### [Short problem]
Leave the pictures out, and retype all of the material exactly as written.

### [Record set]
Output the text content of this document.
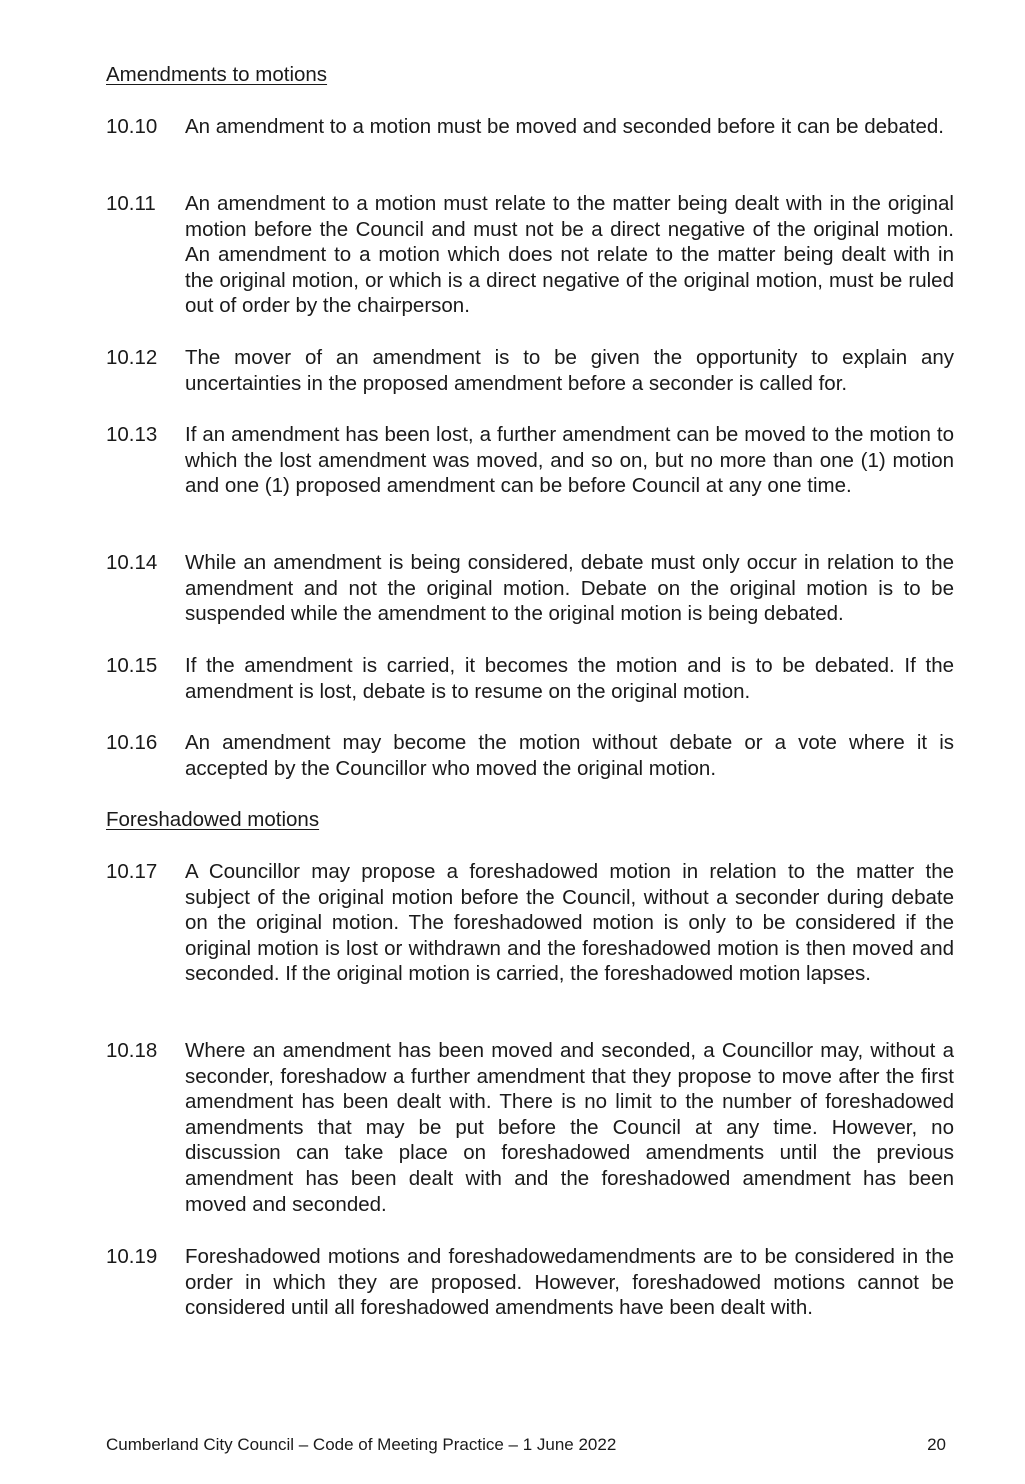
Amendments to motions
10.10	An amendment to a motion must be moved and seconded before it can be debated.
10.11	An amendment to a motion must relate to the matter being dealt with in the original motion before the Council and must not be a direct negative of the original motion. An amendment to a motion which does not relate to the matter being dealt with in the original motion, or which is a direct negative of the original motion, must be ruled out of order by the chairperson.
10.12	The mover of an amendment is to be given the opportunity to explain any uncertainties in the proposed amendment before a seconder is called for.
10.13	If an amendment has been lost, a further amendment can be moved to the motion to which the lost amendment was moved, and so on, but no more than one (1) motion and one (1) proposed amendment can be before Council at any one time.
10.14	While an amendment is being considered, debate must only occur in relation to the amendment and not the original motion. Debate on the original motion is to be suspended while the amendment to the original motion is being debated.
10.15	If the amendment is carried, it becomes the motion and is to be debated. If the amendment is lost, debate is to resume on the original motion.
10.16	An amendment may become the motion without debate or a vote where it is accepted by the Councillor who moved the original motion.
Foreshadowed motions
10.17	A Councillor may propose a foreshadowed motion in relation to the matter the subject of the original motion before the Council, without a seconder during debate on the original motion. The foreshadowed motion is only to be considered if the original motion is lost or withdrawn and the foreshadowed motion is then moved and seconded. If the original motion is carried, the foreshadowed motion lapses.
10.18	Where an amendment has been moved and seconded, a Councillor may, without a seconder, foreshadow a further amendment that they propose to move after the first amendment has been dealt with. There is no limit to the number of foreshadowed amendments that may be put before the Council at any time. However, no discussion can take place on foreshadowed amendments until the previous amendment has been dealt with and the foreshadowed amendment has been moved and seconded.
10.19	Foreshadowed motions and foreshadowedamendments are to be considered in the order in which they are proposed. However, foreshadowed motions cannot be considered until all foreshadowed amendments have been dealt with.
Cumberland City Council – Code of Meeting Practice – 1 June 2022	20
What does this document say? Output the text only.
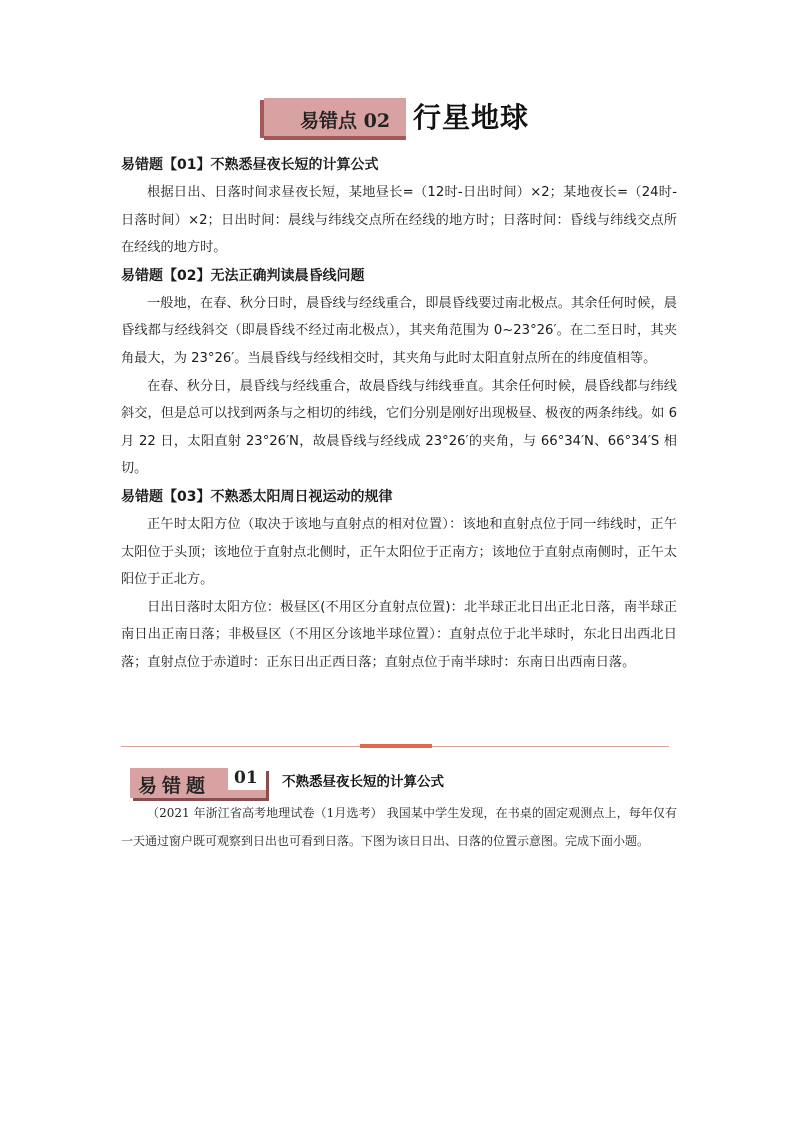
易错点 02 行星地球

易错题【01】不熟悉昼夜长短的计算公式

根据日出、日落时间求昼夜长短，某地昼长=（12时-日出时间）×2；某地夜长=（24时-日落时间）×2；日出时间：晨线与纬线交点所在经线的地方时；日落时间：昏线与纬线交点所在经线的地方时。

易错题【02】无法正确判读晨昏线问题

一般地，在春、秋分日时，晨昏线与经线重合，即晨昏线要过南北极点。其余任何时候，晨昏线都与经线斜交（即晨昏线不经过南北极点），其夹角范围为 0~23°26′。在二至日时，其夹角最大，为 23°26′。当晨昏线与经线相交时，其夹角与此时太阳直射点所在的纬度值相等。

在春、秋分日，晨昏线与经线重合，故晨昏线与纬线垂直。其余任何时候，晨昏线都与纬线斜交，但是总可以找到两条与之相切的纬线，它们分别是刚好出现极昼、极夜的两条纬线。如 6 月 22 日，太阳直射 23°26′N，故晨昏线与经线成 23°26′的夹角，与 66°34′N、66°34′S 相切。

易错题【03】不熟悉太阳周日视运动的规律

正午时太阳方位（取决于该地与直射点的相对位置）：该地和直射点位于同一纬线时，正午太阳位于头顶；该地位于直射点北侧时，正午太阳位于正南方；该地位于直射点南侧时，正午太阳位于正北方。

日出日落时太阳方位：极昼区(不用区分直射点位置)：北半球正北日出正北日落，南半球正南日出正南日落；非极昼区（不用区分该地半球位置）：直射点位于北半球时，东北日出西北日落；直射点位于赤道时：正东日出正西日落；直射点位于南半球时：东南日出西南日落。

易错题 01 不熟悉昼夜长短的计算公式

（2021 年浙江省高考地理试卷（1月选考） 我国某中学生发现，在书桌的固定观测点上，每年仅有一天通过窗户既可观察到日出也可看到日落。下图为该日日出、日落的位置示意图。完成下面小题。
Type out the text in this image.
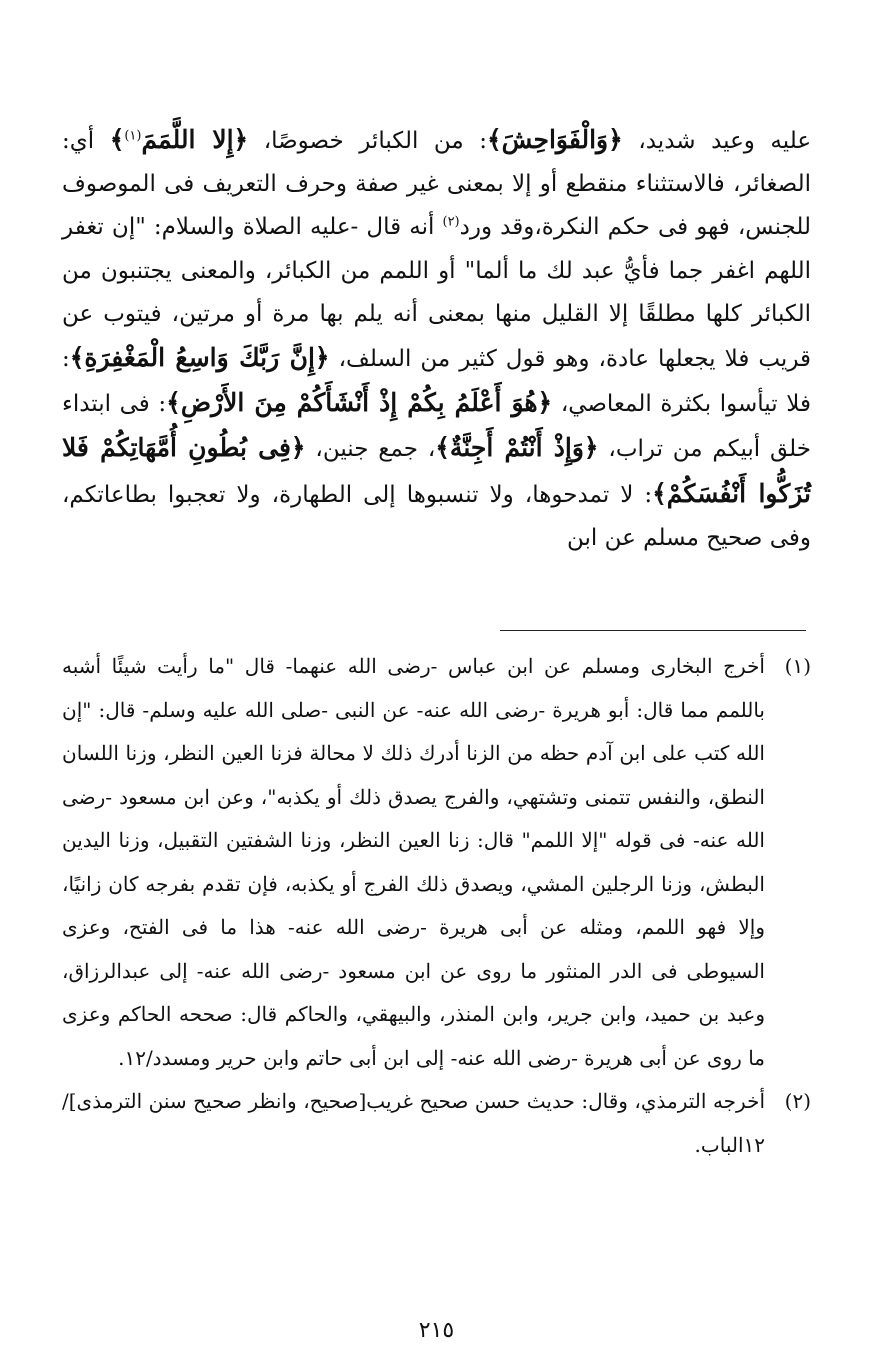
عليه وعيد شديد، ﴿وَالْفَوَاحِشَ﴾: من الكبائر خصوصًا، ﴿إِلا اللَّمَمَ$^{(١)}$﴾ أي: الصغائر، فالاستثناء منقطع أو إلا بمعنى غير صفة وحرف التعريف فى الموصوف للجنس، فهو فى حكم النكرة،وقد ورد$^{(٢)}$ أنه قال -عليه الصلاة والسلام: "إن تغفر اللهم اغفر جما فأيُّ عبد لك ما ألما" أو اللمم من الكبائر، والمعنى يجتنبون من الكبائر كلها مطلقًا إلا القليل منها بمعنى أنه يلم بها مرة أو مرتين، فيتوب عن قريب فلا يجعلها عادة، وهو قول كثير من السلف، ﴿إِنَّ رَبَّكَ وَاسِعُ الْمَغْفِرَةِ﴾: فلا تيأسوا بكثرة المعاصي، ﴿هُوَ أَعْلَمُ بِكُمْ إِذْ أَنْشَأَكُمْ مِنَ الأَرْضِ﴾: فى ابتداء خلق أبيكم من تراب، ﴿وَإِذْ أَنْتُمْ أَجِنَّةٌ﴾، جمع جنين، ﴿فِى بُطُونِ أُمَّهَاتِكُمْ فَلا تُزَكُّوا أَنْفُسَكُمْ﴾: لا تمدحوها، ولا تنسبوها إلى الطهارة، ولا تعجبوا بطاعاتكم، وفى صحيح مسلم عن ابن

(١)
أخرج البخارى ومسلم عن ابن عباس -رضى الله عنهما- قال "ما رأيت شيئًا أشبه باللمم مما قال: أبو هريرة -رضى الله عنه- عن النبى -صلى الله عليه وسلم- قال: "إن الله كتب على ابن آدم حظه من الزنا أدرك ذلك لا محالة فزنا العين النظر، وزنا اللسان النطق، والنفس تتمنى وتشتهي، والفرج يصدق ذلك أو يكذبه"، وعن ابن مسعود -رضى الله عنه- فى قوله "إلا اللمم" قال: زنا العين النظر، وزنا الشفتين التقبيل، وزنا اليدين البطش، وزنا الرجلين المشي، ويصدق ذلك الفرج أو يكذبه، فإن تقدم بفرجه كان زانيًا، وإلا فهو اللمم، ومثله عن أبى هريرة -رضى الله عنه- هذا ما فى الفتح، وعزى السيوطى فى الدر المنثور ما روى عن ابن مسعود -رضى الله عنه- إلى عبدالرزاق، وعبد بن حميد، وابن جرير، وابن المنذر، والبيهقي، والحاكم قال: صححه الحاكم وعزى ما روى عن أبى هريرة -رضى الله عنه- إلى ابن أبى حاتم وابن حرير ومسدد/١٢.

(٢)
أخرجه الترمذي، وقال: حديث حسن صحيح غريب[صحيح، وانظر صحيح سنن الترمذى]/١٢الباب.

٢١٥
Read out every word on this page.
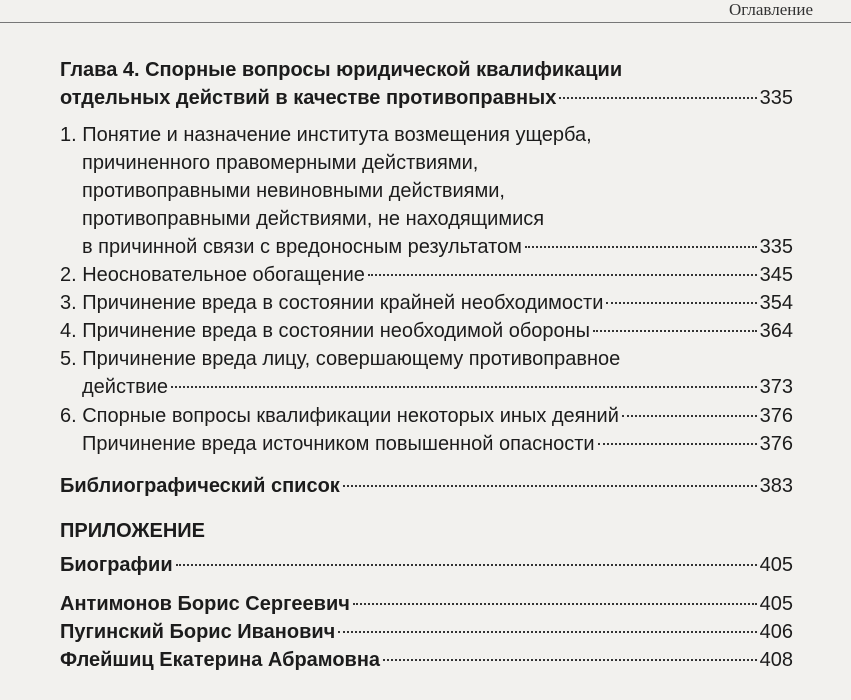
Оглавление
Глава 4. Спорные вопросы юридической квалификации
отдельных действий в качестве противоправных	335
1. Понятие и назначение института возмещения ущерба,
причиненного правомерными действиями,
противоправными невиновными действиями,
противоправными действиями, не находящимися
в причинной связи с вредоносным результатом	335
2. Неосновательное обогащение	345
3. Причинение вреда в состоянии крайней необходимости	354
4. Причинение вреда в состоянии необходимой обороны	364
5. Причинение вреда лицу, совершающему противоправное
действие	373
6. Спорные вопросы квалификации некоторых иных деяний	376
Причинение вреда источником повышенной опасности	376
Библиографический список	383
ПРИЛОЖЕНИЕ
Биографии	405
Антимонов Борис Сергеевич	405
Пугинский Борис Иванович	406
Флейшиц Екатерина Абрамовна	408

### [Written response]
Output the text content of this document.
Amendments to motions
10.10	An amendment to a motion must be moved and seconded before it can be debated.
10.11	An amendment to a motion must relate to the matter being dealt with in the original motion before the Council and must not be a direct negative of the original motion. An amendment to a motion which does not relate to the matter being dealt with in the original motion, or which is a direct negative of the original motion, must be ruled out of order by the chairperson.
10.12	The mover of an amendment is to be given the opportunity to explain any uncertainties in the proposed amendment before a seconder is called for.
10.13	If an amendment has been lost, a further amendment can be moved to the motion to which the lost amendment was moved, and so on, but no more than one (1) motion and one (1) proposed amendment can be before Council at any one time.
10.14	While an amendment is being considered, debate must only occur in relation to the amendment and not the original motion. Debate on the original motion is to be suspended while the amendment to the original motion is being debated.
10.15	If the amendment is carried, it becomes the motion and is to be debated. If the amendment is lost, debate is to resume on the original motion.
10.16	An amendment may become the motion without debate or a vote where it is accepted by the Councillor who moved the original motion.
Foreshadowed motions
10.17	A Councillor may propose a foreshadowed motion in relation to the matter the subject of the original motion before the Council, without a seconder during debate on the original motion. The foreshadowed motion is only to be considered if the original motion is lost or withdrawn and the foreshadowed motion is then moved and seconded. If the original motion is carried, the foreshadowed motion lapses.
10.18	Where an amendment has been moved and seconded, a Councillor may, without a seconder, foreshadow a further amendment that they propose to move after the first amendment has been dealt with. There is no limit to the number of foreshadowed amendments that may be put before the Council at any time. However, no discussion can take place on foreshadowed amendments until the previous amendment has been dealt with and the foreshadowed amendment has been moved and seconded.
10.19	Foreshadowed motions and foreshadowedamendments are to be considered in the order in which they are proposed. However, foreshadowed motions cannot be considered until all foreshadowed amendments have been dealt with.
Cumberland City Council – Code of Meeting Practice – 1 June 2022	20
What does this document say? Output the text only.
易错点 02 行星地球

易错题【01】不熟悉昼夜长短的计算公式

根据日出、日落时间求昼夜长短，某地昼长=（12时-日出时间）×2；某地夜长=（24时-日落时间）×2；日出时间：晨线与纬线交点所在经线的地方时；日落时间：昏线与纬线交点所在经线的地方时。

易错题【02】无法正确判读晨昏线问题

一般地，在春、秋分日时，晨昏线与经线重合，即晨昏线要过南北极点。其余任何时候，晨昏线都与经线斜交（即晨昏线不经过南北极点），其夹角范围为 0~23°26′。在二至日时，其夹角最大，为 23°26′。当晨昏线与经线相交时，其夹角与此时太阳直射点所在的纬度值相等。

在春、秋分日，晨昏线与经线重合，故晨昏线与纬线垂直。其余任何时候，晨昏线都与纬线斜交，但是总可以找到两条与之相切的纬线，它们分别是刚好出现极昼、极夜的两条纬线。如 6 月 22 日，太阳直射 23°26′N，故晨昏线与经线成 23°26′的夹角，与 66°34′N、66°34′S 相切。

易错题【03】不熟悉太阳周日视运动的规律

正午时太阳方位（取决于该地与直射点的相对位置）：该地和直射点位于同一纬线时，正午太阳位于头顶；该地位于直射点北侧时，正午太阳位于正南方；该地位于直射点南侧时，正午太阳位于正北方。

日出日落时太阳方位：极昼区(不用区分直射点位置)：北半球正北日出正北日落，南半球正南日出正南日落；非极昼区（不用区分该地半球位置）：直射点位于北半球时，东北日出西北日落；直射点位于赤道时：正东日出正西日落；直射点位于南半球时：东南日出西南日落。

易错题 01 不熟悉昼夜长短的计算公式

（2021 年浙江省高考地理试卷（1月选考） 我国某中学生发现，在书桌的固定观测点上，每年仅有一天通过窗户既可观察到日出也可看到日落。下图为该日日出、日落的位置示意图。完成下面小题。
Type out the text in this image.
عليه وعيد شديد، ﴿وَالْفَوَاحِشَ﴾: من الكبائر خصوصًا، ﴿إِلا اللَّمَمَ$^{(١)}$﴾ أي: الصغائر، فالاستثناء منقطع أو إلا بمعنى غير صفة وحرف التعريف فى الموصوف للجنس، فهو فى حكم النكرة،وقد ورد$^{(٢)}$ أنه قال -عليه الصلاة والسلام: "إن تغفر اللهم اغفر جما فأيُّ عبد لك ما ألما" أو اللمم من الكبائر، والمعنى يجتنبون من الكبائر كلها مطلقًا إلا القليل منها بمعنى أنه يلم بها مرة أو مرتين، فيتوب عن قريب فلا يجعلها عادة، وهو قول كثير من السلف، ﴿إِنَّ رَبَّكَ وَاسِعُ الْمَغْفِرَةِ﴾: فلا تيأسوا بكثرة المعاصي، ﴿هُوَ أَعْلَمُ بِكُمْ إِذْ أَنْشَأَكُمْ مِنَ الأَرْضِ﴾: فى ابتداء خلق أبيكم من تراب، ﴿وَإِذْ أَنْتُمْ أَجِنَّةٌ﴾، جمع جنين، ﴿فِى بُطُونِ أُمَّهَاتِكُمْ فَلا تُزَكُّوا أَنْفُسَكُمْ﴾: لا تمدحوها، ولا تنسبوها إلى الطهارة، ولا تعجبوا بطاعاتكم، وفى صحيح مسلم عن ابن

(١)
أخرج البخارى ومسلم عن ابن عباس -رضى الله عنهما- قال "ما رأيت شيئًا أشبه باللمم مما قال: أبو هريرة -رضى الله عنه- عن النبى -صلى الله عليه وسلم- قال: "إن الله كتب على ابن آدم حظه من الزنا أدرك ذلك لا محالة فزنا العين النظر، وزنا اللسان النطق، والنفس تتمنى وتشتهي، والفرج يصدق ذلك أو يكذبه"، وعن ابن مسعود -رضى الله عنه- فى قوله "إلا اللمم" قال: زنا العين النظر، وزنا الشفتين التقبيل، وزنا اليدين البطش، وزنا الرجلين المشي، ويصدق ذلك الفرج أو يكذبه، فإن تقدم بفرجه كان زانيًا، وإلا فهو اللمم، ومثله عن أبى هريرة -رضى الله عنه- هذا ما فى الفتح، وعزى السيوطى فى الدر المنثور ما روى عن ابن مسعود -رضى الله عنه- إلى عبدالرزاق، وعبد بن حميد، وابن جرير، وابن المنذر، والبيهقي، والحاكم قال: صححه الحاكم وعزى ما روى عن أبى هريرة -رضى الله عنه- إلى ابن أبى حاتم وابن حرير ومسدد/١٢.

(٢)
أخرجه الترمذي، وقال: حديث حسن صحيح غريب[صحيح، وانظر صحيح سنن الترمذى]/١٢الباب.

٢١٥
Read out every word on this page.
Оглавление
Глава 4. Спорные вопросы юридической квалификации
отдельных действий в качестве противоправных	335
1. Понятие и назначение института возмещения ущерба,
причиненного правомерными действиями,
противоправными невиновными действиями,
противоправными действиями, не находящимися
в причинной связи с вредоносным результатом	335
2. Неосновательное обогащение	345
3. Причинение вреда в состоянии крайней необходимости	354
4. Причинение вреда в состоянии необходимой обороны	364
5. Причинение вреда лицу, совершающему противоправное
действие	373
6. Спорные вопросы квалификации некоторых иных деяний	376
Причинение вреда источником повышенной опасности	376
Библиографический список	383
ПРИЛОЖЕНИЕ
Биографии	405
Антимонов Борис Сергеевич	405
Пугинский Борис Иванович	406
Флейшиц Екатерина Абрамовна	408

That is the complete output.